BEGIN Entries shown
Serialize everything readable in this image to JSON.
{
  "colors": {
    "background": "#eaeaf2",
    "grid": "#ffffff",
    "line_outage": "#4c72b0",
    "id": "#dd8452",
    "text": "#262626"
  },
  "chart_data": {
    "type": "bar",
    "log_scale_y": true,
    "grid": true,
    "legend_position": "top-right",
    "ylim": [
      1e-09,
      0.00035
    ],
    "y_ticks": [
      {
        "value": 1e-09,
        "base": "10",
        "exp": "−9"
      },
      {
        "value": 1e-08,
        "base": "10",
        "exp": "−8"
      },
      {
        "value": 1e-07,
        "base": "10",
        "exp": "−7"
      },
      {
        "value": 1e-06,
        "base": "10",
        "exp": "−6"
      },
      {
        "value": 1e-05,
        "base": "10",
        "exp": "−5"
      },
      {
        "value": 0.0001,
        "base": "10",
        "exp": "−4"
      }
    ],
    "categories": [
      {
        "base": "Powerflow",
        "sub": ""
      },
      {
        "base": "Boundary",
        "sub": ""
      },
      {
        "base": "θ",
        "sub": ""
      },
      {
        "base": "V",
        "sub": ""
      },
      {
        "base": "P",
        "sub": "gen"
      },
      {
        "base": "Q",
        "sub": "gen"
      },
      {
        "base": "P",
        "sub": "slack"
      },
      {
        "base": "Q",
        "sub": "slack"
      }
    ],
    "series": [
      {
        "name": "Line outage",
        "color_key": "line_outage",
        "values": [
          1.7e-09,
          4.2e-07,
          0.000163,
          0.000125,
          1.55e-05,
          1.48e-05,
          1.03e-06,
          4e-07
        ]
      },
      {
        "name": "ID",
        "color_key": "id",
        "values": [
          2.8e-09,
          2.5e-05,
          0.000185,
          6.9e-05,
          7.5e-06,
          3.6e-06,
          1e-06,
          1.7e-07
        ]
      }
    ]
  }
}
END Entries shown
• Stated problem: Print the listing above in its entirety, with every line exact.

• Task answer:
Serialize everything readable in this image to JSON.
{
  "colors": {
    "background": "#eaeaf2",
    "grid": "#ffffff",
    "line_outage": "#4c72b0",
    "id": "#dd8452",
    "text": "#262626"
  },
  "chart_data": {
    "type": "bar",
    "log_scale_y": true,
    "grid": true,
    "legend_position": "top-right",
    "ylim": [
      1e-09,
      0.00035
    ],
    "y_ticks": [
      {
        "value": 1e-09,
        "base": "10",
        "exp": "−9"
      },
      {
        "value": 1e-08,
        "base": "10",
        "exp": "−8"
      },
      {
        "value": 1e-07,
        "base": "10",
        "exp": "−7"
      },
      {
        "value": 1e-06,
        "base": "10",
        "exp": "−6"
      },
      {
        "value": 1e-05,
        "base": "10",
        "exp": "−5"
      },
      {
        "value": 0.0001,
        "base": "10",
        "exp": "−4"
      }
    ],
    "categories": [
      {
        "base": "Powerflow",
        "sub": ""
      },
      {
        "base": "Boundary",
        "sub": ""
      },
      {
        "base": "θ",
        "sub": ""
      },
      {
        "base": "V",
        "sub": ""
      },
      {
        "base": "P",
        "sub": "gen"
      },
      {
        "base": "Q",
        "sub": "gen"
      },
      {
        "base": "P",
        "sub": "slack"
      },
      {
        "base": "Q",
        "sub": "slack"
      }
    ],
    "series": [
      {
        "name": "Line outage",
        "color_key": "line_outage",
        "values": [
          1.7e-09,
          4.2e-07,
          0.000163,
          0.000125,
          1.55e-05,
          1.48e-05,
          1.03e-06,
          4e-07
        ]
      },
      {
        "name": "ID",
        "color_key": "id",
        "values": [
          2.8e-09,
          2.5e-05,
          0.000185,
          6.9e-05,
          7.5e-06,
          3.6e-06,
          1e-06,
          1.7e-07
        ]
      }
    ]
  }
}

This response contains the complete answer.